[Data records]
= = = = = = =
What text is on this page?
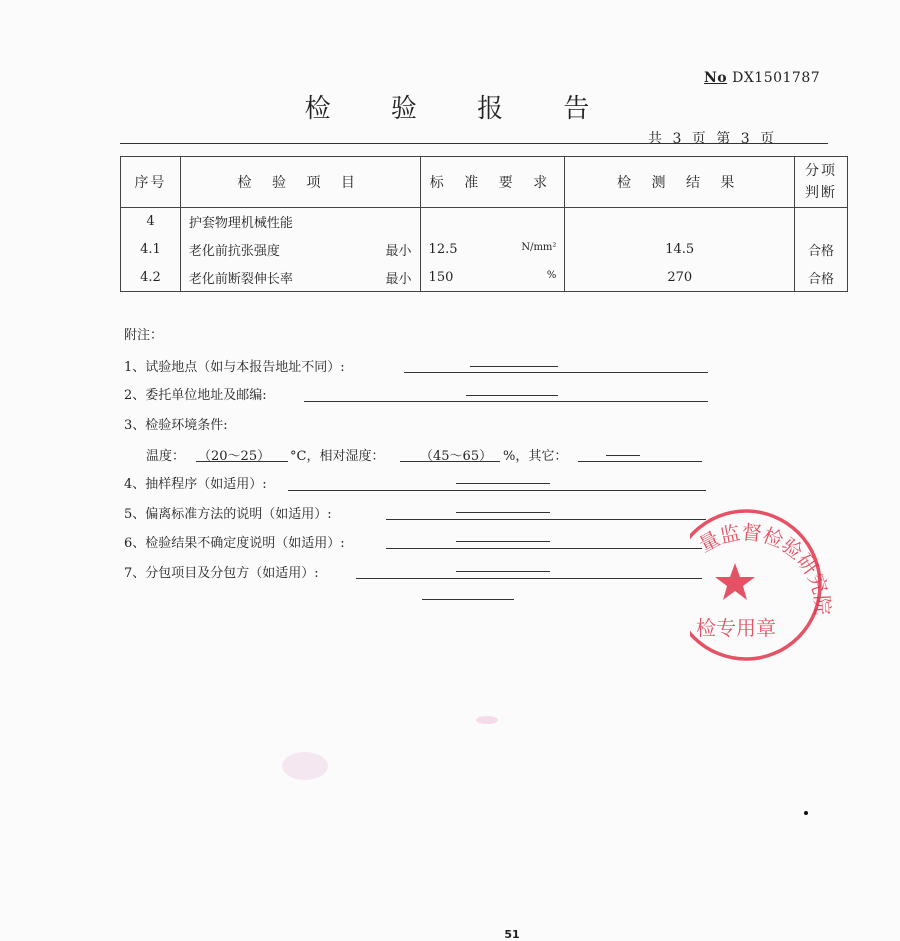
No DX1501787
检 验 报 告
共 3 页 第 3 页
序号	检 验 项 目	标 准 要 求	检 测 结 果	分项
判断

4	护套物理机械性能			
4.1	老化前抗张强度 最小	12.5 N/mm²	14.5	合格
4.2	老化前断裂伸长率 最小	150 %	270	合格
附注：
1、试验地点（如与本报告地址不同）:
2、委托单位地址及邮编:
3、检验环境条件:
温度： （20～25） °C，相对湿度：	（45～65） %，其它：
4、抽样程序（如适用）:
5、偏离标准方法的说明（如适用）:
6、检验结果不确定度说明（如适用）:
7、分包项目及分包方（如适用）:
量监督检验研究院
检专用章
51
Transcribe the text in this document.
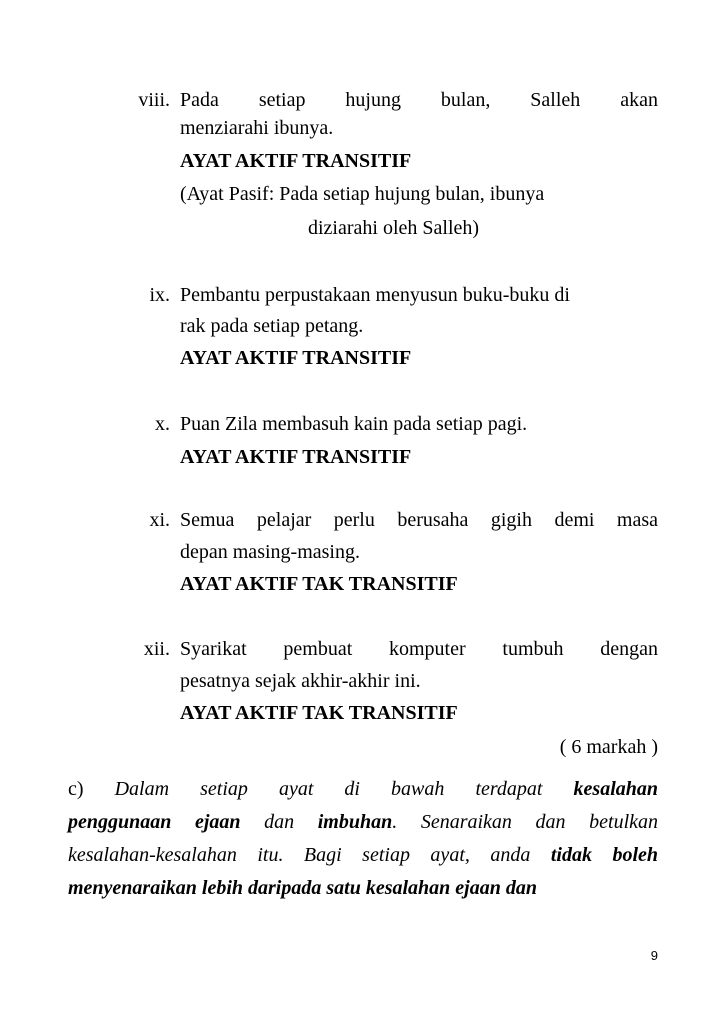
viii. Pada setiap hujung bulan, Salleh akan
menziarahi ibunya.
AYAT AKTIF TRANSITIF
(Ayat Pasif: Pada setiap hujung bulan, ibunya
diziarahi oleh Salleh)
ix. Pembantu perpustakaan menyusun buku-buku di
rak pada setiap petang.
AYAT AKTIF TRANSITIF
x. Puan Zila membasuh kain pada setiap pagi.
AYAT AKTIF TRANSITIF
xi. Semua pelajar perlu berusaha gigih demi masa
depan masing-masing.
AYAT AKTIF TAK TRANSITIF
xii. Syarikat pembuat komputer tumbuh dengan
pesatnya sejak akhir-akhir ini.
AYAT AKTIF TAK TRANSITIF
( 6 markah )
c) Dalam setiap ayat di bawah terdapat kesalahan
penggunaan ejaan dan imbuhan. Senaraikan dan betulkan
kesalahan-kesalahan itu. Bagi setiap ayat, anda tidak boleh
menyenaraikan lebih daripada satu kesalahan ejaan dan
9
= = = = = = =
INSTRUCTIONS TO FOLLOW
Quote the entries above word for word. Leave the images out.

RESULT OF THIS EXERCISE
What text is on this page?
No DX1501787
检 验 报 告
共 3 页 第 3 页
序号	检 验 项 目	标 准 要 求	检 测 结 果	分项
判断

4	护套物理机械性能			
4.1	老化前抗张强度 最小	12.5 N/mm²	14.5	合格
4.2	老化前断裂伸长率 最小	150 %	270	合格
附注：
1、试验地点（如与本报告地址不同）:
2、委托单位地址及邮编:
3、检验环境条件:
温度： （20～25） °C，相对湿度：	（45～65） %，其它：
4、抽样程序（如适用）:
5、偏离标准方法的说明（如适用）:
6、检验结果不确定度说明（如适用）:
7、分包项目及分包方（如适用）:
量监督检验研究院
检专用章
51
Transcribe the text in this document.
viii. Pada setiap hujung bulan, Salleh akan
menziarahi ibunya.
AYAT AKTIF TRANSITIF
(Ayat Pasif: Pada setiap hujung bulan, ibunya
diziarahi oleh Salleh)
ix. Pembantu perpustakaan menyusun buku-buku di
rak pada setiap petang.
AYAT AKTIF TRANSITIF
x. Puan Zila membasuh kain pada setiap pagi.
AYAT AKTIF TRANSITIF
xi. Semua pelajar perlu berusaha gigih demi masa
depan masing-masing.
AYAT AKTIF TAK TRANSITIF
xii. Syarikat pembuat komputer tumbuh dengan
pesatnya sejak akhir-akhir ini.
AYAT AKTIF TAK TRANSITIF
( 6 markah )
c) Dalam setiap ayat di bawah terdapat kesalahan
penggunaan ejaan dan imbuhan. Senaraikan dan betulkan
kesalahan-kesalahan itu. Bagi setiap ayat, anda tidak boleh
menyenaraikan lebih daripada satu kesalahan ejaan dan
9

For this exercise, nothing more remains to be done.